* Task instructions *
Return the records in full, exactly as given.

--- start ---

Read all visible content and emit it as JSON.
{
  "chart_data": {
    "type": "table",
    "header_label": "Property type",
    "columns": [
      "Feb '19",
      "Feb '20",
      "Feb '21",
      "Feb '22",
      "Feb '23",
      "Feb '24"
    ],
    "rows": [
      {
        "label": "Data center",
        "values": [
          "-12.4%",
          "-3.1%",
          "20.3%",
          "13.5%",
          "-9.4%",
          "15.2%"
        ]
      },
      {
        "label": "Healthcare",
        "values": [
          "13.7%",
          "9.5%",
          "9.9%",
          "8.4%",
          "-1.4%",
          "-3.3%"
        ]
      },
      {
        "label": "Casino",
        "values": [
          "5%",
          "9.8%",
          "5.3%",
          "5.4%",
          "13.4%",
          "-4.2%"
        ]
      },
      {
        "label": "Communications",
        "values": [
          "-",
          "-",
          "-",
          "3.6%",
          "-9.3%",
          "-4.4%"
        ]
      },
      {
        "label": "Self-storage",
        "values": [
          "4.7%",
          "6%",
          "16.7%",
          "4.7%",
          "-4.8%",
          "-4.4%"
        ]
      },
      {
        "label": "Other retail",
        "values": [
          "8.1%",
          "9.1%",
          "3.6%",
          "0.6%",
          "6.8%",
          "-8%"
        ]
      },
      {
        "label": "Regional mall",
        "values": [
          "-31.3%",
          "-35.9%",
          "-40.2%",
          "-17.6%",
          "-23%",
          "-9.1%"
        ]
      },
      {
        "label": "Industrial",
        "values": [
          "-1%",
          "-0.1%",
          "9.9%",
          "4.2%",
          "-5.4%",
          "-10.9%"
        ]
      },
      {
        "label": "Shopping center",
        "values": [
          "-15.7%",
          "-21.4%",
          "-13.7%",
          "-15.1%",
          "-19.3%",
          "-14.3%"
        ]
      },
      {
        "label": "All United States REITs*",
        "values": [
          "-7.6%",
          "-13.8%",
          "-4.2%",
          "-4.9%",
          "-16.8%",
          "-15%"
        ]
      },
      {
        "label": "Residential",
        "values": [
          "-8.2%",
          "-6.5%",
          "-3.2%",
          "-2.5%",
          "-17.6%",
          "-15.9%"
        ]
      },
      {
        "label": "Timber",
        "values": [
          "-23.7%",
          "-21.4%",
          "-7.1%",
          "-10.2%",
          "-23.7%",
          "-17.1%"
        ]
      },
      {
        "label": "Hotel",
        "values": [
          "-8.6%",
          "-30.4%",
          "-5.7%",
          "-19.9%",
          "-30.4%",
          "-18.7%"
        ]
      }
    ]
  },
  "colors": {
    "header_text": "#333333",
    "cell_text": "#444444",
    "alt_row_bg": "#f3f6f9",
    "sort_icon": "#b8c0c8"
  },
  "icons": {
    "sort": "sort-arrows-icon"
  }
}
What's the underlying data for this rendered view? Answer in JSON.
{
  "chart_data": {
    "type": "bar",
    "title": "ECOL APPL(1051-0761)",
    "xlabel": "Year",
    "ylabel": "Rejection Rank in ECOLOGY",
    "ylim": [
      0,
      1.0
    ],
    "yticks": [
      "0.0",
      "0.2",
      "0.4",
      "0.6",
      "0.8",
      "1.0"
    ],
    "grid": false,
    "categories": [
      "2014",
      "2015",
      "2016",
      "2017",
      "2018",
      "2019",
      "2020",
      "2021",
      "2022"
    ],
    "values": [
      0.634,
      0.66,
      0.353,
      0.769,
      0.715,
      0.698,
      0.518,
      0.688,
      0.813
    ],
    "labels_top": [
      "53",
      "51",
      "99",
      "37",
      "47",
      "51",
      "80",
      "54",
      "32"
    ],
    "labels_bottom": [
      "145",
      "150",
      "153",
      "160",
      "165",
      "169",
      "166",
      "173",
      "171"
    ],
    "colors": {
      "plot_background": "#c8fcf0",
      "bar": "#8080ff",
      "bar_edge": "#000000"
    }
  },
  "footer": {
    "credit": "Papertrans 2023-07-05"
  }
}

--- end ---

* Result *
Read all visible content and emit it as JSON.
{
  "chart_data": {
    "type": "table",
    "header_label": "Property type",
    "columns": [
      "Feb '19",
      "Feb '20",
      "Feb '21",
      "Feb '22",
      "Feb '23",
      "Feb '24"
    ],
    "rows": [
      {
        "label": "Data center",
        "values": [
          "-12.4%",
          "-3.1%",
          "20.3%",
          "13.5%",
          "-9.4%",
          "15.2%"
        ]
      },
      {
        "label": "Healthcare",
        "values": [
          "13.7%",
          "9.5%",
          "9.9%",
          "8.4%",
          "-1.4%",
          "-3.3%"
        ]
      },
      {
        "label": "Casino",
        "values": [
          "5%",
          "9.8%",
          "5.3%",
          "5.4%",
          "13.4%",
          "-4.2%"
        ]
      },
      {
        "label": "Communications",
        "values": [
          "-",
          "-",
          "-",
          "3.6%",
          "-9.3%",
          "-4.4%"
        ]
      },
      {
        "label": "Self-storage",
        "values": [
          "4.7%",
          "6%",
          "16.7%",
          "4.7%",
          "-4.8%",
          "-4.4%"
        ]
      },
      {
        "label": "Other retail",
        "values": [
          "8.1%",
          "9.1%",
          "3.6%",
          "0.6%",
          "6.8%",
          "-8%"
        ]
      },
      {
        "label": "Regional mall",
        "values": [
          "-31.3%",
          "-35.9%",
          "-40.2%",
          "-17.6%",
          "-23%",
          "-9.1%"
        ]
      },
      {
        "label": "Industrial",
        "values": [
          "-1%",
          "-0.1%",
          "9.9%",
          "4.2%",
          "-5.4%",
          "-10.9%"
        ]
      },
      {
        "label": "Shopping center",
        "values": [
          "-15.7%",
          "-21.4%",
          "-13.7%",
          "-15.1%",
          "-19.3%",
          "-14.3%"
        ]
      },
      {
        "label": "All United States REITs*",
        "values": [
          "-7.6%",
          "-13.8%",
          "-4.2%",
          "-4.9%",
          "-16.8%",
          "-15%"
        ]
      },
      {
        "label": "Residential",
        "values": [
          "-8.2%",
          "-6.5%",
          "-3.2%",
          "-2.5%",
          "-17.6%",
          "-15.9%"
        ]
      },
      {
        "label": "Timber",
        "values": [
          "-23.7%",
          "-21.4%",
          "-7.1%",
          "-10.2%",
          "-23.7%",
          "-17.1%"
        ]
      },
      {
        "label": "Hotel",
        "values": [
          "-8.6%",
          "-30.4%",
          "-5.7%",
          "-19.9%",
          "-30.4%",
          "-18.7%"
        ]
      }
    ]
  },
  "colors": {
    "header_text": "#333333",
    "cell_text": "#444444",
    "alt_row_bg": "#f3f6f9",
    "sort_icon": "#b8c0c8"
  },
  "icons": {
    "sort": "sort-arrows-icon"
  }
}
What's the underlying data for this rendered view? Answer in JSON.
{
  "chart_data": {
    "type": "bar",
    "title": "ECOL APPL(1051-0761)",
    "xlabel": "Year",
    "ylabel": "Rejection Rank in ECOLOGY",
    "ylim": [
      0,
      1.0
    ],
    "yticks": [
      "0.0",
      "0.2",
      "0.4",
      "0.6",
      "0.8",
      "1.0"
    ],
    "grid": false,
    "categories": [
      "2014",
      "2015",
      "2016",
      "2017",
      "2018",
      "2019",
      "2020",
      "2021",
      "2022"
    ],
    "values": [
      0.634,
      0.66,
      0.353,
      0.769,
      0.715,
      0.698,
      0.518,
      0.688,
      0.813
    ],
    "labels_top": [
      "53",
      "51",
      "99",
      "37",
      "47",
      "51",
      "80",
      "54",
      "32"
    ],
    "labels_bottom": [
      "145",
      "150",
      "153",
      "160",
      "165",
      "169",
      "166",
      "173",
      "171"
    ],
    "colors": {
      "plot_background": "#c8fcf0",
      "bar": "#8080ff",
      "bar_edge": "#000000"
    }
  },
  "footer": {
    "credit": "Papertrans 2023-07-05"
  }
}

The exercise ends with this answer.